## Start
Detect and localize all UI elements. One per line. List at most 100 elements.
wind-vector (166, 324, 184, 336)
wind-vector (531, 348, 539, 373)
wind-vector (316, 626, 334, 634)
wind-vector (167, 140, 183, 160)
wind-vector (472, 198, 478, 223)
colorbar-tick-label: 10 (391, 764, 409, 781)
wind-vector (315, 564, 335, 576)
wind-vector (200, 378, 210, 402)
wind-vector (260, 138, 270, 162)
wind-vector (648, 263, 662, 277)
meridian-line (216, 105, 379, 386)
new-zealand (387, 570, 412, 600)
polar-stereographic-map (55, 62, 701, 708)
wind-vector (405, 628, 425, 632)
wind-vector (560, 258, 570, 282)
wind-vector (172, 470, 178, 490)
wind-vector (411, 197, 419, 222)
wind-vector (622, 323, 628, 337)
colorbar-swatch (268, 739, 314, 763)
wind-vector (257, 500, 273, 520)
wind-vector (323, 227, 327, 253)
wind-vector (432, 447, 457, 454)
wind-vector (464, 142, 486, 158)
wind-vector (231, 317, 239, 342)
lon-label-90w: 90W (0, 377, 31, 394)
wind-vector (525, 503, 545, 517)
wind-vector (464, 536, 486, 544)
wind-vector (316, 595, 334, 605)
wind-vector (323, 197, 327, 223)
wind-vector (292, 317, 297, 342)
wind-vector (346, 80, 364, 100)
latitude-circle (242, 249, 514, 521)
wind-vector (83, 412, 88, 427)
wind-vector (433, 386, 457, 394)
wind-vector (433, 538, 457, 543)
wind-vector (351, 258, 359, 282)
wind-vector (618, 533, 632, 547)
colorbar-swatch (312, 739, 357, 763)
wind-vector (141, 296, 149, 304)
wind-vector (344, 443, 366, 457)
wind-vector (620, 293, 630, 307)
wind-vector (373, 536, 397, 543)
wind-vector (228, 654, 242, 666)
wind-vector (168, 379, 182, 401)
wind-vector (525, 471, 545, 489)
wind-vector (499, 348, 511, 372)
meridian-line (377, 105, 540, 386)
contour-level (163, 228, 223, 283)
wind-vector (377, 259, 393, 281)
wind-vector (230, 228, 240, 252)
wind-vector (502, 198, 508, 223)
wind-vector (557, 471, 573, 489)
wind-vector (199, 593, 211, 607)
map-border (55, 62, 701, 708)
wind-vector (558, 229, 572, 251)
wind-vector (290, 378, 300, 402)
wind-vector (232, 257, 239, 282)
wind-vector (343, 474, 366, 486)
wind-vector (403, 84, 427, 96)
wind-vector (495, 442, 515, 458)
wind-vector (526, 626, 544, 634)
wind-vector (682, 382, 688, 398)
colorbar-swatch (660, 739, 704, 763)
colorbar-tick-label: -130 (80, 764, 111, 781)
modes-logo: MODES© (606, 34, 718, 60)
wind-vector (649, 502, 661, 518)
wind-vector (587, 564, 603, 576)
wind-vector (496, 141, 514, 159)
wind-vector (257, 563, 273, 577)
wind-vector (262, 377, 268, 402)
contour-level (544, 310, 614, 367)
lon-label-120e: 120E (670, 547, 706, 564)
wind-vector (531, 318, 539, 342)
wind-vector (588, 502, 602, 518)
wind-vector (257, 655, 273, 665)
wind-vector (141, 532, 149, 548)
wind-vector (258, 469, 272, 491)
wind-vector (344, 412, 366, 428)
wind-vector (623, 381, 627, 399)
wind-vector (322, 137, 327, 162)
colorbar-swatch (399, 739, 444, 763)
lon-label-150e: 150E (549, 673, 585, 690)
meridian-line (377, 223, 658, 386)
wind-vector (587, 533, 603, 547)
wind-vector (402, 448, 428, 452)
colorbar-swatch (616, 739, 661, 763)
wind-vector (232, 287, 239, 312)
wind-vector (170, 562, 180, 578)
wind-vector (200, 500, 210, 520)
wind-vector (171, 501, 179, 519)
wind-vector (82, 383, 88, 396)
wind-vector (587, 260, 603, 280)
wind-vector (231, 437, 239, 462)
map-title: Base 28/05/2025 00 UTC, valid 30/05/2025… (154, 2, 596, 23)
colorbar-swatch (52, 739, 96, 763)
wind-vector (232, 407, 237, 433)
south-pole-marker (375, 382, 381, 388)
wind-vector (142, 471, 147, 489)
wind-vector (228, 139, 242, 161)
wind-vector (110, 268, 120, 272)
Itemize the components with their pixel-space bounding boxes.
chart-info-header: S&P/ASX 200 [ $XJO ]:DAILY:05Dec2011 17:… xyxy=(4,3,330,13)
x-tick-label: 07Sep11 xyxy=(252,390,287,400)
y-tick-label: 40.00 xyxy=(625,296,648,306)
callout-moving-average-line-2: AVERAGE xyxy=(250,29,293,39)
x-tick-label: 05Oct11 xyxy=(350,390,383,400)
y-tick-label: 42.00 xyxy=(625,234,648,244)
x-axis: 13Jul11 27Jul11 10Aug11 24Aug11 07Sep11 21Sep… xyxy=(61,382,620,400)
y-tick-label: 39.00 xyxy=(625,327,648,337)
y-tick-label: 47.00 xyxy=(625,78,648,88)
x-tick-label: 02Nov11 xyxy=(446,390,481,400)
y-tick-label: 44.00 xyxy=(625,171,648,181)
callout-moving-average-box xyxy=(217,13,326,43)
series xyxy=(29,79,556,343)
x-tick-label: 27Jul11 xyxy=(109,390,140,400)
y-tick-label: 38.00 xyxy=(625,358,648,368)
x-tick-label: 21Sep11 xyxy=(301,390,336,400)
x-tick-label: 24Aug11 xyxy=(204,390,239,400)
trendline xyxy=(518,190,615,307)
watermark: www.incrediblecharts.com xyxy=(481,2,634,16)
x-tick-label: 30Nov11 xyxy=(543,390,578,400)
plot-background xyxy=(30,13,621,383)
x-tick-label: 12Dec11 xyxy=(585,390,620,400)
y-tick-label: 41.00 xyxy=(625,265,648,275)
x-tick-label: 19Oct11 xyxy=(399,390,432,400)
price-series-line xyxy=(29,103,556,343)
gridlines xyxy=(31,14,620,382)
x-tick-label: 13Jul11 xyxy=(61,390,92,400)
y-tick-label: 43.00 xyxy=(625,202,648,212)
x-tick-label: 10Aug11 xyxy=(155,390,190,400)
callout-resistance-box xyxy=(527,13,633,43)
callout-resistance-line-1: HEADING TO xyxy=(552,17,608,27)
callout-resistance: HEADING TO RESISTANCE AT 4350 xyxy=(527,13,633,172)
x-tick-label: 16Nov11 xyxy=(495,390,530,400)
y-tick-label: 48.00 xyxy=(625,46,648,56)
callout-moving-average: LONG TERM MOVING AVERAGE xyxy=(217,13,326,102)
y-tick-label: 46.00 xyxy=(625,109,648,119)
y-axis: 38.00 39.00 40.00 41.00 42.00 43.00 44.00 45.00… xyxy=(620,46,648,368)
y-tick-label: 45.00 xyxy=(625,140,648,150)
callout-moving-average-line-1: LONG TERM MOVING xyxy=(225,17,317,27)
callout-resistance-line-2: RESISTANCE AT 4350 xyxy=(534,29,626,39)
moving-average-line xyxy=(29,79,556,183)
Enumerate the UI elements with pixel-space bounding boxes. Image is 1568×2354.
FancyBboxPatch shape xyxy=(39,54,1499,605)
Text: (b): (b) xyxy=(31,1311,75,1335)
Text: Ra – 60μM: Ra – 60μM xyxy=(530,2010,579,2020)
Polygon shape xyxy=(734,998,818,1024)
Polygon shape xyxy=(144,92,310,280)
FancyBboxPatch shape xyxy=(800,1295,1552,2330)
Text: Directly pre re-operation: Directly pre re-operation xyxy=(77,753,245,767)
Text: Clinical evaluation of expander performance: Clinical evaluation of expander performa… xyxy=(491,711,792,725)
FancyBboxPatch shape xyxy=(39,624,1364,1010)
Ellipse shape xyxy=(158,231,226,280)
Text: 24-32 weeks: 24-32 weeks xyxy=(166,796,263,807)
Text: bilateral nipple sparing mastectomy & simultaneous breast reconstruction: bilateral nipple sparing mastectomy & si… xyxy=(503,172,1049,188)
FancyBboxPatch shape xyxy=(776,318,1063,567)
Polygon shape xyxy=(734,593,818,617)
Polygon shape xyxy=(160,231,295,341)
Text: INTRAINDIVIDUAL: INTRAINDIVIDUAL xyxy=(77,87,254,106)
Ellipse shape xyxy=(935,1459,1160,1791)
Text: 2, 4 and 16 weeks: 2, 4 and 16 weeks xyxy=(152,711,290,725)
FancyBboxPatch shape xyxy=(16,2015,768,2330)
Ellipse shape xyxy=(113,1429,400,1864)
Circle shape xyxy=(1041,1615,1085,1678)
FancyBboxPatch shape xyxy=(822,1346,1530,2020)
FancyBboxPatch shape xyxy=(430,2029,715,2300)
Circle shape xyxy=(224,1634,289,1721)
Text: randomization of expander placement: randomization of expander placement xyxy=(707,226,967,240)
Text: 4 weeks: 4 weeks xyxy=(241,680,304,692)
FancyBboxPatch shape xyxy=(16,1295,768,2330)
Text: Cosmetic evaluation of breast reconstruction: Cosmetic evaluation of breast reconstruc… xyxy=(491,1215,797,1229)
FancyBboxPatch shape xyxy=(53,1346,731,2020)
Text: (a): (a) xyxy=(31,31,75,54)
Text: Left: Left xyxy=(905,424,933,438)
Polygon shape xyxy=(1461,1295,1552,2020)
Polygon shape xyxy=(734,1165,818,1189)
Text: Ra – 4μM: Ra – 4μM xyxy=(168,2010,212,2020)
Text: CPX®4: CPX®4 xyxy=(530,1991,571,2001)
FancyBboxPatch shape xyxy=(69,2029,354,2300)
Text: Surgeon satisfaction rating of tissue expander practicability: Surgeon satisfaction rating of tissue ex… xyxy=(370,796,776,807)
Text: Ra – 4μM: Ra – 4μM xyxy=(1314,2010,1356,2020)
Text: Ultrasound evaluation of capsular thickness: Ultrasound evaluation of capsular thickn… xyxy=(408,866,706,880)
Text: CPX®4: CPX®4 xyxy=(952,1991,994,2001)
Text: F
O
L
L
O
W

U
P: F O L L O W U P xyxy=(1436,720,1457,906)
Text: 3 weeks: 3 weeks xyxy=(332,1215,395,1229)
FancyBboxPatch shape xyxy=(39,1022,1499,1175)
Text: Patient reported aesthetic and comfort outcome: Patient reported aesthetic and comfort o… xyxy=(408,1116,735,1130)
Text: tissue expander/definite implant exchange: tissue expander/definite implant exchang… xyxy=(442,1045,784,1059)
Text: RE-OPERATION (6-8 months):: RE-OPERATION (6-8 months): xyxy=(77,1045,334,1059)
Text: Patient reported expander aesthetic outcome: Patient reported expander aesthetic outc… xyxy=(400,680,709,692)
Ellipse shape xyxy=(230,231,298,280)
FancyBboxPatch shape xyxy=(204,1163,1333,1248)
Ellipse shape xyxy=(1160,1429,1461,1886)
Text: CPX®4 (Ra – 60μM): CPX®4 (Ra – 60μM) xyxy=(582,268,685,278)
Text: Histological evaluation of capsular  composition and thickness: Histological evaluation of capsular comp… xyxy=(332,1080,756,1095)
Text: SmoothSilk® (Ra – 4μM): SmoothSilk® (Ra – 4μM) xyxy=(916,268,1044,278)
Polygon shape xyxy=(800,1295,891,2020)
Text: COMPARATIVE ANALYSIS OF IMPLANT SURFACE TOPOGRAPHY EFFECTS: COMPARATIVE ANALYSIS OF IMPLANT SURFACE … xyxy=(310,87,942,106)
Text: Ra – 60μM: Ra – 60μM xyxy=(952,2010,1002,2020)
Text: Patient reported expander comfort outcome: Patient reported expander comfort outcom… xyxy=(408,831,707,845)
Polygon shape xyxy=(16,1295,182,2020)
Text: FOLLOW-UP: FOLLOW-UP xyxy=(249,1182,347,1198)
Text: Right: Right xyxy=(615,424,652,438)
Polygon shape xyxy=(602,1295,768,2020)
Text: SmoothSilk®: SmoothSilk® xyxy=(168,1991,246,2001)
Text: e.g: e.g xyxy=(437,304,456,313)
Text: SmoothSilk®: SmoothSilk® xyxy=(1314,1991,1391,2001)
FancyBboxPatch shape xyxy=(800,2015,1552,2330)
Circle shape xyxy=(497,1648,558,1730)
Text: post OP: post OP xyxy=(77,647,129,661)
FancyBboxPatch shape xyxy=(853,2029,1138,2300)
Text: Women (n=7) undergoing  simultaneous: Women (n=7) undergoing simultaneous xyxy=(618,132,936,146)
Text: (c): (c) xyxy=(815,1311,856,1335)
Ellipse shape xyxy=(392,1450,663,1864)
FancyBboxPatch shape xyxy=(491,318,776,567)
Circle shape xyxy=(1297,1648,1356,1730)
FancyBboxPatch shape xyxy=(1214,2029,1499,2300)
## End
> _AIM OF THE EXERCISE_: Copy the material line for line, starting at its very first line and ending at the line that contains "wind-vector (403, 84, 427, 96)", with both of those lines included.

> _EXERCISE ANSWER_:
Detect and localize all UI elements. One per line. List at most 100 elements.
wind-vector (166, 324, 184, 336)
wind-vector (531, 348, 539, 373)
wind-vector (316, 626, 334, 634)
wind-vector (167, 140, 183, 160)
wind-vector (472, 198, 478, 223)
colorbar-tick-label: 10 (391, 764, 409, 781)
wind-vector (315, 564, 335, 576)
wind-vector (200, 378, 210, 402)
wind-vector (260, 138, 270, 162)
wind-vector (648, 263, 662, 277)
meridian-line (216, 105, 379, 386)
new-zealand (387, 570, 412, 600)
polar-stereographic-map (55, 62, 701, 708)
wind-vector (405, 628, 425, 632)
wind-vector (560, 258, 570, 282)
wind-vector (172, 470, 178, 490)
wind-vector (411, 197, 419, 222)
wind-vector (622, 323, 628, 337)
colorbar-swatch (268, 739, 314, 763)
wind-vector (257, 500, 273, 520)
wind-vector (323, 227, 327, 253)
wind-vector (432, 447, 457, 454)
wind-vector (464, 142, 486, 158)
wind-vector (231, 317, 239, 342)
lon-label-90w: 90W (0, 377, 31, 394)
wind-vector (525, 503, 545, 517)
wind-vector (464, 536, 486, 544)
wind-vector (316, 595, 334, 605)
wind-vector (323, 197, 327, 223)
wind-vector (292, 317, 297, 342)
wind-vector (346, 80, 364, 100)
latitude-circle (242, 249, 514, 521)
wind-vector (83, 412, 88, 427)
wind-vector (433, 386, 457, 394)
wind-vector (433, 538, 457, 543)
wind-vector (351, 258, 359, 282)
wind-vector (618, 533, 632, 547)
colorbar-swatch (312, 739, 357, 763)
wind-vector (141, 296, 149, 304)
wind-vector (344, 443, 366, 457)
wind-vector (620, 293, 630, 307)
wind-vector (373, 536, 397, 543)
wind-vector (228, 654, 242, 666)
wind-vector (168, 379, 182, 401)
wind-vector (525, 471, 545, 489)
wind-vector (499, 348, 511, 372)
meridian-line (377, 105, 540, 386)
contour-level (163, 228, 223, 283)
wind-vector (377, 259, 393, 281)
wind-vector (230, 228, 240, 252)
wind-vector (502, 198, 508, 223)
wind-vector (557, 471, 573, 489)
wind-vector (199, 593, 211, 607)
map-border (55, 62, 701, 708)
wind-vector (558, 229, 572, 251)
wind-vector (290, 378, 300, 402)
wind-vector (232, 257, 239, 282)
wind-vector (343, 474, 366, 486)
wind-vector (403, 84, 427, 96)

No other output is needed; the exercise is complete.